Which lines below hold the word "ligurian"? Report each one.

start

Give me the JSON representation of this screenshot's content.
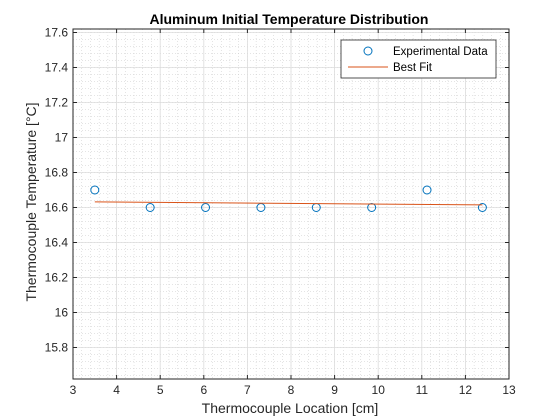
{
  "chart_data": {
    "type": "scatter",
    "title": "Aluminum Initial Temperature Distribution",
    "xlabel": "Thermocouple Location [cm]",
    "ylabel": "Thermocouple Temperature [°C]",
    "xlim": [
      3,
      13
    ],
    "ylim": [
      15.62,
      17.62
    ],
    "xticks": [
      3,
      4,
      5,
      6,
      7,
      8,
      9,
      10,
      11,
      12,
      13
    ],
    "yticks": [
      15.8,
      16,
      16.2,
      16.4,
      16.6,
      16.8,
      17,
      17.2,
      17.4,
      17.6
    ],
    "grid": true,
    "minor_grid": true,
    "legend_position": "top-right",
    "series": [
      {
        "name": "Experimental Data",
        "kind": "markers",
        "marker": "circle",
        "color": "#0072BD",
        "x": [
          3.5,
          4.77,
          6.04,
          7.31,
          8.58,
          9.85,
          11.12,
          12.39
        ],
        "y": [
          16.7,
          16.6,
          16.6,
          16.6,
          16.6,
          16.6,
          16.7,
          16.6
        ]
      },
      {
        "name": "Best Fit",
        "kind": "line",
        "color": "#D95319",
        "x": [
          3.5,
          12.39
        ],
        "y": [
          16.632,
          16.615
        ]
      }
    ]
  }
}
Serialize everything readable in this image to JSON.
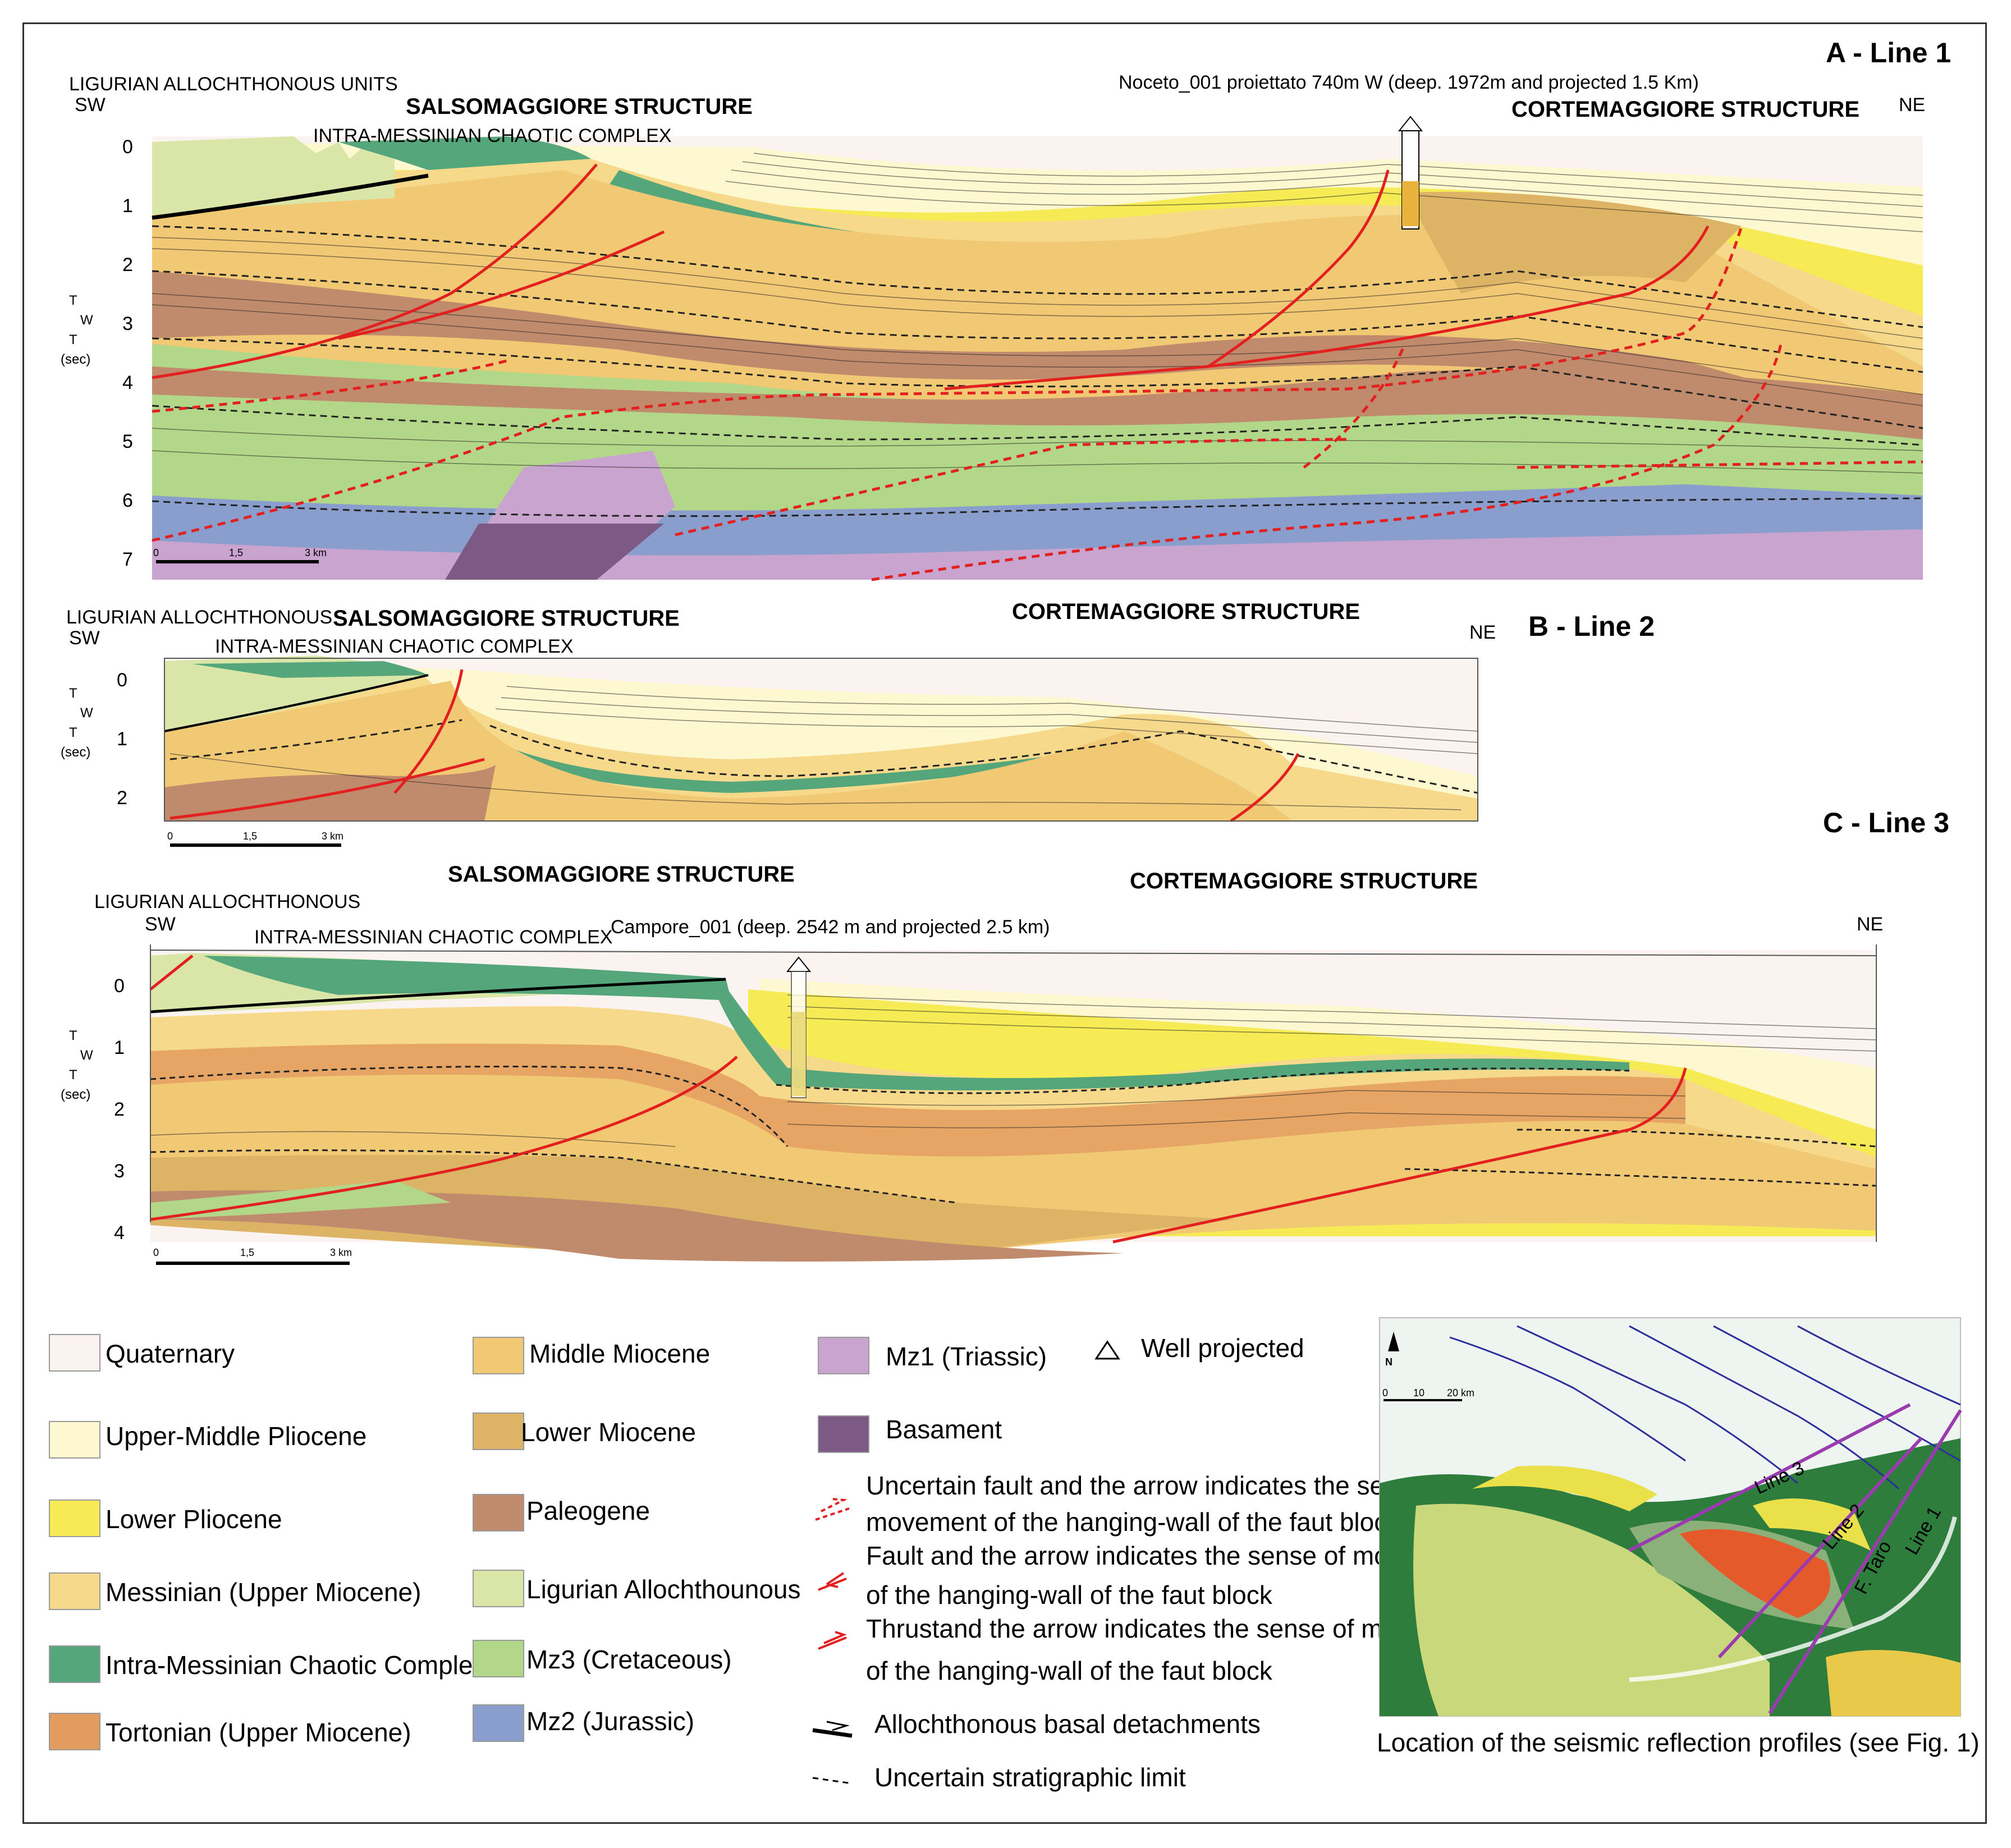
{
  "colors": {
    "quaternary": "#fbf3ef",
    "upper_middle_pliocene": "#fdf8cf",
    "lower_pliocene": "#f6ea55",
    "messinian": "#f6d98a",
    "intra_messinian": "#55a77b",
    "tortonian": "#e39b5e",
    "middle_miocene": "#f1c873",
    "lower_miocene": "#ddb466",
    "paleogene": "#c08a6c",
    "ligurian": "#d9e6a8",
    "mz3": "#b2d788",
    "mz2": "#8a9ecd",
    "mz1": "#c9a4cf",
    "basament": "#7c5a85",
    "fault": "#e32020"
  },
  "panelA": {
    "title": "A - Line 1",
    "ligurian": "LIGURIAN ALLOCHTHONOUS UNITS",
    "sw": "SW",
    "ne": "NE",
    "salso": "SALSOMAGGIORE STRUCTURE",
    "corte": "CORTEMAGGIORE STRUCTURE",
    "intra": "INTRA-MESSINIAN CHAOTIC COMPLEX",
    "well": "Noceto_001 proiettato 740m W (deep. 1972m and projected 1.5 Km)",
    "ticks": [
      "0",
      "1",
      "2",
      "3",
      "4",
      "5",
      "6",
      "7"
    ],
    "twt": [
      "T",
      "W",
      "T",
      "(sec)"
    ],
    "scale": [
      "0",
      "1,5",
      "3 km"
    ]
  },
  "panelB": {
    "title": "B - Line 2",
    "ligurian": "LIGURIAN ALLOCHTHONOUS",
    "sw": "SW",
    "ne": "NE",
    "salso": "SALSOMAGGIORE STRUCTURE",
    "corte": "CORTEMAGGIORE STRUCTURE",
    "intra": "INTRA-MESSINIAN CHAOTIC COMPLEX",
    "ticks": [
      "0",
      "1",
      "2"
    ],
    "twt": [
      "T",
      "W",
      "T",
      "(sec)"
    ],
    "scale": [
      "0",
      "1,5",
      "3 km"
    ]
  },
  "panelC": {
    "title": "C - Line 3",
    "ligurian": "LIGURIAN ALLOCHTHONOUS",
    "sw": "SW",
    "ne": "NE",
    "salso": "SALSOMAGGIORE STRUCTURE",
    "corte": "CORTEMAGGIORE STRUCTURE",
    "intra": "INTRA-MESSINIAN CHAOTIC COMPLEX",
    "well": "Campore_001 (deep. 2542 m and projected 2.5 km)",
    "ticks": [
      "0",
      "1",
      "2",
      "3",
      "4"
    ],
    "twt": [
      "T",
      "W",
      "T",
      "(sec)"
    ],
    "scale": [
      "0",
      "1,5",
      "3 km"
    ]
  },
  "legend": {
    "quaternary": "Quaternary",
    "upper_middle_pliocene": "Upper-Middle Pliocene",
    "lower_pliocene": "Lower Pliocene",
    "messinian": "Messinian (Upper Miocene)",
    "intra_messinian": "Intra-Messinian Chaotic Complex",
    "tortonian": "Tortonian (Upper Miocene)",
    "middle_miocene": "Middle Miocene",
    "lower_miocene": "Lower Miocene",
    "paleogene": "Paleogene",
    "ligurian": "Ligurian Allochthounous",
    "mz3": "Mz3 (Cretaceous)",
    "mz2": "Mz2 (Jurassic)",
    "mz1": "Mz1 (Triassic)",
    "basament": "Basament",
    "well": "Well projected",
    "uncertain_fault_1": "Uncertain fault and the arrow indicates the sense of",
    "uncertain_fault_2": "movement of the hanging-wall of the faut block",
    "fault_1": "Fault and the arrow indicates the sense of movement",
    "fault_2": "of the hanging-wall of the faut block",
    "thrust_1": "Thrustand the arrow indicates the sense of movement",
    "thrust_2": "of the hanging-wall of the faut block",
    "detach": "Allochthonous basal detachments",
    "strat": "Uncertain stratigraphic limit"
  },
  "map": {
    "north": "N",
    "scale": [
      "0",
      "10",
      "20 km"
    ],
    "line3": "Line 3",
    "line2": "Line 2",
    "ftaro": "F. Taro",
    "line1": "Line 1",
    "caption": "Location of the seismic reflection profiles (see Fig. 1)"
  }
}
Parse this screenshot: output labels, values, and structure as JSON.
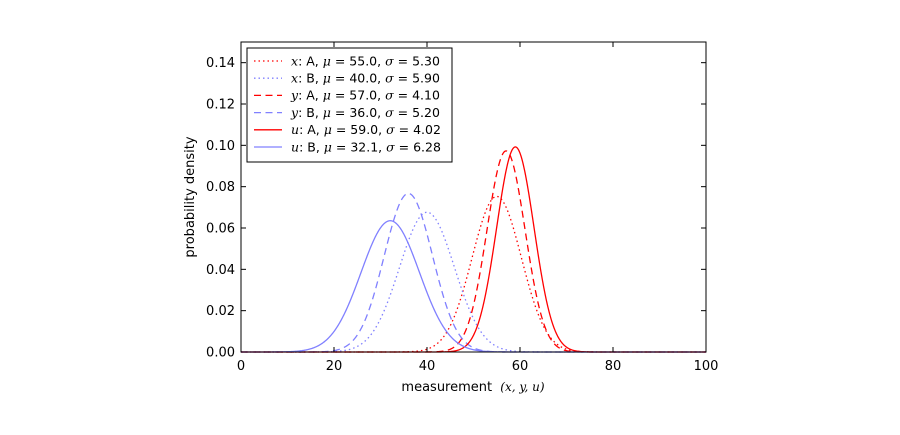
{
  "chart_data": {
    "type": "line",
    "xlabel": "measurement",
    "xlabel_math": "(x, y, u)",
    "ylabel": "probability density",
    "xlim": [
      0,
      100
    ],
    "ylim": [
      0,
      0.15
    ],
    "xticks": [
      0,
      20,
      40,
      60,
      80,
      100
    ],
    "xtick_labels": [
      "0",
      "20",
      "40",
      "60",
      "80",
      "100"
    ],
    "yticks": [
      0,
      0.02,
      0.04,
      0.06,
      0.08,
      0.1,
      0.12,
      0.14
    ],
    "ytick_labels": [
      "0.00",
      "0.02",
      "0.04",
      "0.06",
      "0.08",
      "0.10",
      "0.12",
      "0.14"
    ],
    "grid": false,
    "legend_position": "top-left",
    "colors": {
      "A": "#ff0000",
      "B": "#8080ff"
    },
    "series": [
      {
        "name": "x: A, μ=55.0, σ=5.30",
        "var": "x",
        "group": "A",
        "mu": 55.0,
        "sigma": 5.3,
        "style": "dotted",
        "color": "#ff0000",
        "legend": {
          "var": "x",
          "group": ": A, ",
          "mu_label": "μ",
          "eq": " = ",
          "mu": "55.0",
          "sigma_label": "σ",
          "sigma": "5.30"
        }
      },
      {
        "name": "x: B, μ=40.0, σ=5.90",
        "var": "x",
        "group": "B",
        "mu": 40.0,
        "sigma": 5.9,
        "style": "dotted",
        "color": "#8080ff",
        "legend": {
          "var": "x",
          "group": ": B, ",
          "mu_label": "μ",
          "eq": " = ",
          "mu": "40.0",
          "sigma_label": "σ",
          "sigma": "5.90"
        }
      },
      {
        "name": "y: A, μ=57.0, σ=4.10",
        "var": "y",
        "group": "A",
        "mu": 57.0,
        "sigma": 4.1,
        "style": "dashed",
        "color": "#ff0000",
        "legend": {
          "var": "y",
          "group": ": A, ",
          "mu_label": "μ",
          "eq": " = ",
          "mu": "57.0",
          "sigma_label": "σ",
          "sigma": "4.10"
        }
      },
      {
        "name": "y: B, μ=36.0, σ=5.20",
        "var": "y",
        "group": "B",
        "mu": 36.0,
        "sigma": 5.2,
        "style": "dashed",
        "color": "#8080ff",
        "legend": {
          "var": "y",
          "group": ": B, ",
          "mu_label": "μ",
          "eq": " = ",
          "mu": "36.0",
          "sigma_label": "σ",
          "sigma": "5.20"
        }
      },
      {
        "name": "u: A, μ=59.0, σ=4.02",
        "var": "u",
        "group": "A",
        "mu": 59.0,
        "sigma": 4.02,
        "style": "solid",
        "color": "#ff0000",
        "legend": {
          "var": "u",
          "group": ": A, ",
          "mu_label": "μ",
          "eq": " = ",
          "mu": "59.0",
          "sigma_label": "σ",
          "sigma": "4.02"
        }
      },
      {
        "name": "u: B, μ=32.1, σ=6.28",
        "var": "u",
        "group": "B",
        "mu": 32.1,
        "sigma": 6.28,
        "style": "solid",
        "color": "#8080ff",
        "legend": {
          "var": "u",
          "group": ": B, ",
          "mu_label": "μ",
          "eq": " = ",
          "mu": "32.1",
          "sigma_label": "σ",
          "sigma": "6.28"
        }
      }
    ]
  }
}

end

Response for this exercise.
    "ligurian": "#d9e6a8",
    "ligurian": "LIGURIAN ALLOCHTHONOUS UNITS",
    "ligurian": "LIGURIAN ALLOCHTHONOUS",
    "ligurian": "LIGURIAN ALLOCHTHONOUS",
    "ligurian": "Ligurian Allochthounous",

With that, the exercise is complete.